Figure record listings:

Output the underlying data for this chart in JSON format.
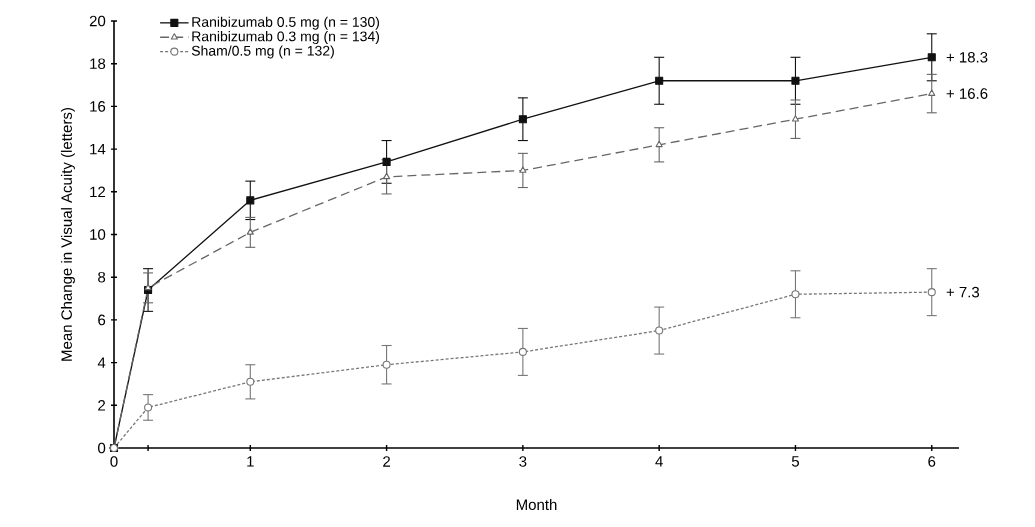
{
  "chart_data": {
    "type": "line",
    "xlabel": "Month",
    "ylabel": "Mean Change in Visual Acuity (letters)",
    "x": [
      0,
      0.25,
      1,
      2,
      3,
      4,
      5,
      6
    ],
    "series": [
      {
        "name": "Ranibizumab 0.5 mg (n = 130)",
        "color": "#111111",
        "marker": "square",
        "line_style": "solid",
        "values": [
          0,
          7.4,
          11.6,
          13.4,
          15.4,
          17.2,
          17.2,
          18.3
        ],
        "errors": [
          null,
          1.0,
          0.9,
          1.0,
          1.0,
          1.1,
          1.1,
          1.1
        ],
        "value_labels": [
          null,
          null,
          null,
          null,
          null,
          null,
          null,
          "+ 18.3"
        ]
      },
      {
        "name": "Ranibizumab 0.3 mg (n = 134)",
        "color": "#666666",
        "marker": "triangle",
        "line_style": "dashed",
        "values": [
          0,
          7.5,
          10.1,
          12.7,
          13.0,
          14.2,
          15.4,
          16.6
        ],
        "errors": [
          null,
          0.7,
          0.7,
          0.8,
          0.8,
          0.8,
          0.9,
          0.9
        ],
        "value_labels": [
          null,
          null,
          null,
          null,
          null,
          null,
          null,
          "+ 16.6"
        ]
      },
      {
        "name": "Sham/0.5 mg (n = 132)",
        "color": "#777777",
        "marker": "circle",
        "line_style": "dotted",
        "values": [
          0,
          1.9,
          3.1,
          3.9,
          4.5,
          5.5,
          7.2,
          7.3
        ],
        "errors": [
          null,
          0.6,
          0.8,
          0.9,
          1.1,
          1.1,
          1.1,
          1.1
        ],
        "value_labels": [
          null,
          null,
          null,
          null,
          null,
          null,
          null,
          "+ 7.3"
        ]
      }
    ],
    "xlim": [
      0,
      6.2
    ],
    "ylim": [
      0,
      20
    ],
    "xticks": [
      0,
      {
        "value": 0.25,
        "label": null
      },
      1,
      2,
      3,
      4,
      5,
      6
    ],
    "yticks": [
      0,
      2,
      4,
      6,
      8,
      10,
      12,
      14,
      16,
      18,
      20
    ],
    "legend": "top left",
    "grid": false
  }
}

Goal:
Each record above must be returned exactly as written, with its pictures omitted.

Reply to the task:
Output the underlying data for this chart in JSON format.
{
  "chart_data": {
    "type": "line",
    "xlabel": "Month",
    "ylabel": "Mean Change in Visual Acuity (letters)",
    "x": [
      0,
      0.25,
      1,
      2,
      3,
      4,
      5,
      6
    ],
    "series": [
      {
        "name": "Ranibizumab 0.5 mg (n = 130)",
        "color": "#111111",
        "marker": "square",
        "line_style": "solid",
        "values": [
          0,
          7.4,
          11.6,
          13.4,
          15.4,
          17.2,
          17.2,
          18.3
        ],
        "errors": [
          null,
          1.0,
          0.9,
          1.0,
          1.0,
          1.1,
          1.1,
          1.1
        ],
        "value_labels": [
          null,
          null,
          null,
          null,
          null,
          null,
          null,
          "+ 18.3"
        ]
      },
      {
        "name": "Ranibizumab 0.3 mg (n = 134)",
        "color": "#666666",
        "marker": "triangle",
        "line_style": "dashed",
        "values": [
          0,
          7.5,
          10.1,
          12.7,
          13.0,
          14.2,
          15.4,
          16.6
        ],
        "errors": [
          null,
          0.7,
          0.7,
          0.8,
          0.8,
          0.8,
          0.9,
          0.9
        ],
        "value_labels": [
          null,
          null,
          null,
          null,
          null,
          null,
          null,
          "+ 16.6"
        ]
      },
      {
        "name": "Sham/0.5 mg (n = 132)",
        "color": "#777777",
        "marker": "circle",
        "line_style": "dotted",
        "values": [
          0,
          1.9,
          3.1,
          3.9,
          4.5,
          5.5,
          7.2,
          7.3
        ],
        "errors": [
          null,
          0.6,
          0.8,
          0.9,
          1.1,
          1.1,
          1.1,
          1.1
        ],
        "value_labels": [
          null,
          null,
          null,
          null,
          null,
          null,
          null,
          "+ 7.3"
        ]
      }
    ],
    "xlim": [
      0,
      6.2
    ],
    "ylim": [
      0,
      20
    ],
    "xticks": [
      0,
      {
        "value": 0.25,
        "label": null
      },
      1,
      2,
      3,
      4,
      5,
      6
    ],
    "yticks": [
      0,
      2,
      4,
      6,
      8,
      10,
      12,
      14,
      16,
      18,
      20
    ],
    "legend": "top left",
    "grid": false
  }
}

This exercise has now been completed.